Dataset items →

— begin —

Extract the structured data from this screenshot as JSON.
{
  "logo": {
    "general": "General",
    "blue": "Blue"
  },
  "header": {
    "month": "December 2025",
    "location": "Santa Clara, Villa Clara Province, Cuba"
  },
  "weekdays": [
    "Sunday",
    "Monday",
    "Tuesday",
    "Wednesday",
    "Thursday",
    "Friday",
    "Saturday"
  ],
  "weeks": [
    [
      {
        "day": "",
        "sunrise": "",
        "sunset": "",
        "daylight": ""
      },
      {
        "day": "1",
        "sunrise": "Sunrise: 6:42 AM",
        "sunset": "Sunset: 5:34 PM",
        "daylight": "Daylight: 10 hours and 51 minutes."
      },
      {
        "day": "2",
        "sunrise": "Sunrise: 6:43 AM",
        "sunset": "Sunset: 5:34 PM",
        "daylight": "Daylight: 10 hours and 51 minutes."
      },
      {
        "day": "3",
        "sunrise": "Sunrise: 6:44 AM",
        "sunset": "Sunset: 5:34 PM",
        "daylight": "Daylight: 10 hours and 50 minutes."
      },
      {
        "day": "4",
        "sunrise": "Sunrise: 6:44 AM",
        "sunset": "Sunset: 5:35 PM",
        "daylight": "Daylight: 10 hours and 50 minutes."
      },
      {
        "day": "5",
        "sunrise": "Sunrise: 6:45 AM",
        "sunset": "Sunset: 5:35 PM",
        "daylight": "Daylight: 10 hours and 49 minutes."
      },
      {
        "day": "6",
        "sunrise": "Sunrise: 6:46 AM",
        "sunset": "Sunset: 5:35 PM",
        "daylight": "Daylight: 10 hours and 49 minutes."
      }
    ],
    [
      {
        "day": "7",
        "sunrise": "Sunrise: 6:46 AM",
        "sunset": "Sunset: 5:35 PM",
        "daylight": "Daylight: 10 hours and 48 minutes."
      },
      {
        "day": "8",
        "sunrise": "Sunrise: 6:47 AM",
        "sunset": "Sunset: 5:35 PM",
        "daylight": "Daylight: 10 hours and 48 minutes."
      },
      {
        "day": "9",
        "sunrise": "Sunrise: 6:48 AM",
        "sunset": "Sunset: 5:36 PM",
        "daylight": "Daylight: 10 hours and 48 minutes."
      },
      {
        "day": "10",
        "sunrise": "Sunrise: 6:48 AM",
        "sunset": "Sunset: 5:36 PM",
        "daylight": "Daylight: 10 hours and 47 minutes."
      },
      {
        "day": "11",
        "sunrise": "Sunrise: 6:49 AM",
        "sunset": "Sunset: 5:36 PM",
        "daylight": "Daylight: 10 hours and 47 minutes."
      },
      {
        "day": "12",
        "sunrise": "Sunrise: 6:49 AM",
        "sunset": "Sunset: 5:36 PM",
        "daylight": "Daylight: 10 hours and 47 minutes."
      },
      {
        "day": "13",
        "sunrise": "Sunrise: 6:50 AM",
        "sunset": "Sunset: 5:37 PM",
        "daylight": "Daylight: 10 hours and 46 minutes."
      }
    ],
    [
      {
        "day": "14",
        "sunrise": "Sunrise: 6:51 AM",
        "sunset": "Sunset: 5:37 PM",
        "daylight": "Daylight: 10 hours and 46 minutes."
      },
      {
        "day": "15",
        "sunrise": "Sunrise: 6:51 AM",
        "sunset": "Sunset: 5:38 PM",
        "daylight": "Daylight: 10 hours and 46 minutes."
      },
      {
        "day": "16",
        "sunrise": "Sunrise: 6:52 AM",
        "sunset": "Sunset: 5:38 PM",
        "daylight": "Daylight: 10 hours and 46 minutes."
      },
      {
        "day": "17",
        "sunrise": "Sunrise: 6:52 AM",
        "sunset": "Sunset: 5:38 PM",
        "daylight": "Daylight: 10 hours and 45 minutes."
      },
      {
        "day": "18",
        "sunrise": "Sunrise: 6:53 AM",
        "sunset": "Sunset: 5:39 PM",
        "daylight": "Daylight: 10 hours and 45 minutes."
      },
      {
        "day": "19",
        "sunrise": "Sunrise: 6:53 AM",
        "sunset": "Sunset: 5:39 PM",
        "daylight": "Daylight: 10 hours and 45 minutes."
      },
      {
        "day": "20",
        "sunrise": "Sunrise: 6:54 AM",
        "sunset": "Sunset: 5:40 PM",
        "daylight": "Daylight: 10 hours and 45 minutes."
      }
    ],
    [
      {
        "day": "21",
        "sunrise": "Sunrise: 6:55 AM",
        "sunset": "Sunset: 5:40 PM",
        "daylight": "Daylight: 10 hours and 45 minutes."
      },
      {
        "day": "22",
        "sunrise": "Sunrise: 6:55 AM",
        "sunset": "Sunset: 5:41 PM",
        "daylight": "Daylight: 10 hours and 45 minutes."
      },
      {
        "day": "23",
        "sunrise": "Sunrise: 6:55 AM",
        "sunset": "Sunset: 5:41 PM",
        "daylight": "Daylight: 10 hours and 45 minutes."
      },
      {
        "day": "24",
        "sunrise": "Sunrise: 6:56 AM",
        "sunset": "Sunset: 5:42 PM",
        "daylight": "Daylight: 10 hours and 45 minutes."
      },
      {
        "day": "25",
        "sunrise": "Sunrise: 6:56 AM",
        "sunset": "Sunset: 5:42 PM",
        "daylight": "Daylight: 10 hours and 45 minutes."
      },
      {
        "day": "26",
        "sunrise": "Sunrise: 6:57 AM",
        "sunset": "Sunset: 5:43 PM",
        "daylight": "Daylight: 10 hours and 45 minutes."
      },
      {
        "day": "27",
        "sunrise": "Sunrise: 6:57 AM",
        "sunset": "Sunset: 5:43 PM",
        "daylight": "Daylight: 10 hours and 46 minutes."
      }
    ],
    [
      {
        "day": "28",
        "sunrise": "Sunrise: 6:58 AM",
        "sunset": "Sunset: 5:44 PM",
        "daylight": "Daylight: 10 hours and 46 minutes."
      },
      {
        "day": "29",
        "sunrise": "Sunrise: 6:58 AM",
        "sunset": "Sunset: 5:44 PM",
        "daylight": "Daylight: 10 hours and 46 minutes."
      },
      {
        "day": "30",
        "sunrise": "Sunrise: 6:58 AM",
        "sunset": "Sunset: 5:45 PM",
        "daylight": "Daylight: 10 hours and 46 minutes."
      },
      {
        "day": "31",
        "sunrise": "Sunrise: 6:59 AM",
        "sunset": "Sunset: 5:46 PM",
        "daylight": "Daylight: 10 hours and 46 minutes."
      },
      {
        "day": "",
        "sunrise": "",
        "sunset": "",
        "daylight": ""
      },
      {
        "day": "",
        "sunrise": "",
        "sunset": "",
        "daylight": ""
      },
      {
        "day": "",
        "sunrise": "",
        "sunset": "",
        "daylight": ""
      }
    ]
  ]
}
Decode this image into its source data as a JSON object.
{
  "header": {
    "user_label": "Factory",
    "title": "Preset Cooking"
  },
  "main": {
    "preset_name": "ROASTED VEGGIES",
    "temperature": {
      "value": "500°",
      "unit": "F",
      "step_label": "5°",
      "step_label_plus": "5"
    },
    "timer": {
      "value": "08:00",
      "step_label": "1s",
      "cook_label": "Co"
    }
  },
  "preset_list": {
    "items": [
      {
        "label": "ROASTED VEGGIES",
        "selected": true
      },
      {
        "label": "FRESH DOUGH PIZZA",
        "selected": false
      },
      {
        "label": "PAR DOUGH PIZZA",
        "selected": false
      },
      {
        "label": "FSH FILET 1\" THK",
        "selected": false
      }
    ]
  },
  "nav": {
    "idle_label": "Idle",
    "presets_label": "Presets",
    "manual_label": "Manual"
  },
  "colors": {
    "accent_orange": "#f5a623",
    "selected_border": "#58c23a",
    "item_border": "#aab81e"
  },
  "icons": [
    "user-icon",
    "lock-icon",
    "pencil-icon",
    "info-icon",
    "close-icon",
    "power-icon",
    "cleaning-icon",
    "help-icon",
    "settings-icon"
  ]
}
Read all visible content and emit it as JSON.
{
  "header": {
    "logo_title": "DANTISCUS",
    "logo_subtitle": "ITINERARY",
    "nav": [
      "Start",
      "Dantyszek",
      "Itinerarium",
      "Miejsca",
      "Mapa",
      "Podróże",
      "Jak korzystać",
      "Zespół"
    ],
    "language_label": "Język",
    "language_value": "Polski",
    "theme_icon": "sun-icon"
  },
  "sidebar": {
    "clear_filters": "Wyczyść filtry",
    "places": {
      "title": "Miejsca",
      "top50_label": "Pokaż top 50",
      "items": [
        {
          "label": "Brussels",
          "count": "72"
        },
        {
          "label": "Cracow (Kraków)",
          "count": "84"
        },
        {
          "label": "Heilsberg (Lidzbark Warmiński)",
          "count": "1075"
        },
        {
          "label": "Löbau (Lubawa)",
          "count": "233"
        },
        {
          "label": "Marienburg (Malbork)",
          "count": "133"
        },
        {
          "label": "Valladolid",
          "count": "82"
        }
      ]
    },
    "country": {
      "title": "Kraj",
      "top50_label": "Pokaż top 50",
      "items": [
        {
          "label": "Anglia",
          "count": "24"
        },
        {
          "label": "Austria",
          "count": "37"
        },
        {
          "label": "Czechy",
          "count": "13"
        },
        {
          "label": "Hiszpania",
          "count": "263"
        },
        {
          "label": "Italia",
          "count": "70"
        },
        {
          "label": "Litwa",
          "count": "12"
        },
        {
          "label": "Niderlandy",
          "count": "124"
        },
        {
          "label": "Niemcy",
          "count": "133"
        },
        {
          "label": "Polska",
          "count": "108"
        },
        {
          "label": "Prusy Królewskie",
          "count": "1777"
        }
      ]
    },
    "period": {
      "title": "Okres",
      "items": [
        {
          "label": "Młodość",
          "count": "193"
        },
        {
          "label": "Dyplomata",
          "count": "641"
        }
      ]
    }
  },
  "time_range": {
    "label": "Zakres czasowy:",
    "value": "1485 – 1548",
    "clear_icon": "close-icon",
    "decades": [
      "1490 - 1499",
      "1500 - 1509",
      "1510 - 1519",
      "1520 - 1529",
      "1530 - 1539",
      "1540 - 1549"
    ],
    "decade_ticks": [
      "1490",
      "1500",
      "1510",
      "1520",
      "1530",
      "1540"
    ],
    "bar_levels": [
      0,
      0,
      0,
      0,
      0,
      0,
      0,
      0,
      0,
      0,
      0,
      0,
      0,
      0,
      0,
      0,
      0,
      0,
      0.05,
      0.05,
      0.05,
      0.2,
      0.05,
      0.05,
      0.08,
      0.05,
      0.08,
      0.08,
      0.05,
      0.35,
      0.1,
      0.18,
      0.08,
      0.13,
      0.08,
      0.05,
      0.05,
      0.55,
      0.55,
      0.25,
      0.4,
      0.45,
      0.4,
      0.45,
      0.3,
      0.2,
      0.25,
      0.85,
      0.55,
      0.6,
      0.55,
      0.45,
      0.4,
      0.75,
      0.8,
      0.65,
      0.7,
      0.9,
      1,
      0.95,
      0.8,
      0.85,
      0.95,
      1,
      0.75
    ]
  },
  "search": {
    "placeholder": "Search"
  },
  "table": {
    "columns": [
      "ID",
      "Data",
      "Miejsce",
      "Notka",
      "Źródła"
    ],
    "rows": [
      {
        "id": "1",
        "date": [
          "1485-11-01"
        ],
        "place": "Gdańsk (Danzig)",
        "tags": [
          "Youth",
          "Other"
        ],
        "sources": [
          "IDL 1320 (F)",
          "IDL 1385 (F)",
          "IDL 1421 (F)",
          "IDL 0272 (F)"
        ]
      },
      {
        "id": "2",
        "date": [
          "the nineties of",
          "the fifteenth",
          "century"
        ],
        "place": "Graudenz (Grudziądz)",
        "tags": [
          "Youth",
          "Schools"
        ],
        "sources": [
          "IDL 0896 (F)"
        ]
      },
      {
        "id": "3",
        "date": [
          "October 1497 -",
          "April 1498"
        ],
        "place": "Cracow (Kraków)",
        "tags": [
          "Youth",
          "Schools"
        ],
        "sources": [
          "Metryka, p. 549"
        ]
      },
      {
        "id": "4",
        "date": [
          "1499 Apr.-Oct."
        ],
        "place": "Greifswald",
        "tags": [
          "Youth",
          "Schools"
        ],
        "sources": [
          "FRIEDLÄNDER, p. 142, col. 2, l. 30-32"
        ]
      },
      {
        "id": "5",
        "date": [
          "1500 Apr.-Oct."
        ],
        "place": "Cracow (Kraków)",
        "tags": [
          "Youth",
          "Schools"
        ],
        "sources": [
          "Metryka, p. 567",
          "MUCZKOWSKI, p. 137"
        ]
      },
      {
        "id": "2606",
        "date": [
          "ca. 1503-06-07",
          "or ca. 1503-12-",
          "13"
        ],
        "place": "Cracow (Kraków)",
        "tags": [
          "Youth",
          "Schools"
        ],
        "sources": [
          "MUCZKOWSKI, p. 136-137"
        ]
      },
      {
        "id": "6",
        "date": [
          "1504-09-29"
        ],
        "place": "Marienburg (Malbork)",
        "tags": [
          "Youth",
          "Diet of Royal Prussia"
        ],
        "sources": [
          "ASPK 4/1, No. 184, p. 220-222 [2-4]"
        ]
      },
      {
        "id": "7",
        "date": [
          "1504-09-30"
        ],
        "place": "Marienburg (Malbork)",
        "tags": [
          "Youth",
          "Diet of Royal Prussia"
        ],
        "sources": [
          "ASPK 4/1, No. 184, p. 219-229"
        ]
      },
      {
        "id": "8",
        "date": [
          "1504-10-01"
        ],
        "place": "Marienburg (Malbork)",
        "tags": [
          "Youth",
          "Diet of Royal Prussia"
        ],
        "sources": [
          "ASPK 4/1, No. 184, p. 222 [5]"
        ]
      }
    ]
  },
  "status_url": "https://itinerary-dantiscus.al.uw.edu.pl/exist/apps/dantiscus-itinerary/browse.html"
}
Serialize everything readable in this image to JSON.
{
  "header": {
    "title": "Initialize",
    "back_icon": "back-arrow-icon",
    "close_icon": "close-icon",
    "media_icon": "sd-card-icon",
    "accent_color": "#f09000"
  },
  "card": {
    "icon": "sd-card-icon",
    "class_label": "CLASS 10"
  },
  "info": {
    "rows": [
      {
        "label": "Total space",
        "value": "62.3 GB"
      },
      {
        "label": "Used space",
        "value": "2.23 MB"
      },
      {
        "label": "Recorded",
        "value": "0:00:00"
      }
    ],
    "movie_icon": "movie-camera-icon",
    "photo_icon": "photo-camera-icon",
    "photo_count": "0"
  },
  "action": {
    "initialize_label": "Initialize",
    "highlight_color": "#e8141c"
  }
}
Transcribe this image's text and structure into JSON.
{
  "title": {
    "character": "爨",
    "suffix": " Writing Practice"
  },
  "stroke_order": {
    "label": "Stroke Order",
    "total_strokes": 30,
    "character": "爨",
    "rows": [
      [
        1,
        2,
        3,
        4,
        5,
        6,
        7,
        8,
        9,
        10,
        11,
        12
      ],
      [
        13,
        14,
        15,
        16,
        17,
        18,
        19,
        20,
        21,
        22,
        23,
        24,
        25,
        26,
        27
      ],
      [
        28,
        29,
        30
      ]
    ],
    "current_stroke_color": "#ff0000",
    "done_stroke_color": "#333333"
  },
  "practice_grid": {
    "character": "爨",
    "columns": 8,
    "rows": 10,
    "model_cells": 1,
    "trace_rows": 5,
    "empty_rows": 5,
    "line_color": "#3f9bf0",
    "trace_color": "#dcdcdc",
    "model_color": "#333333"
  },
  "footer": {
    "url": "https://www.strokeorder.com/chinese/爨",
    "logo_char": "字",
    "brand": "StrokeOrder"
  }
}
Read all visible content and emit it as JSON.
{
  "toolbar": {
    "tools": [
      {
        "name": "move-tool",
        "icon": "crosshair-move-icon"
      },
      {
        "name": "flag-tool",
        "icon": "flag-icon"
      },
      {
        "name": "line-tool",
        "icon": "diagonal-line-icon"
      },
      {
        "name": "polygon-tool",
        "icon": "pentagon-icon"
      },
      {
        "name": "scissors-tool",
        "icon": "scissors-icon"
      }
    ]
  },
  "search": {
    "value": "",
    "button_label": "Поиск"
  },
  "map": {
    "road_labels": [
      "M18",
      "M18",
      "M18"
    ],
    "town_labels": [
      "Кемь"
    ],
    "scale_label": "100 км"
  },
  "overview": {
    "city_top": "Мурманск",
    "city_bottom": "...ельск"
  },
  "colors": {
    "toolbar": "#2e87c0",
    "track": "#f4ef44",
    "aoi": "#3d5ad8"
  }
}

— end —

Problem description → Of the lines in the data, how many contain the word "this"? Provide the number and nothing further.

Right answer → 4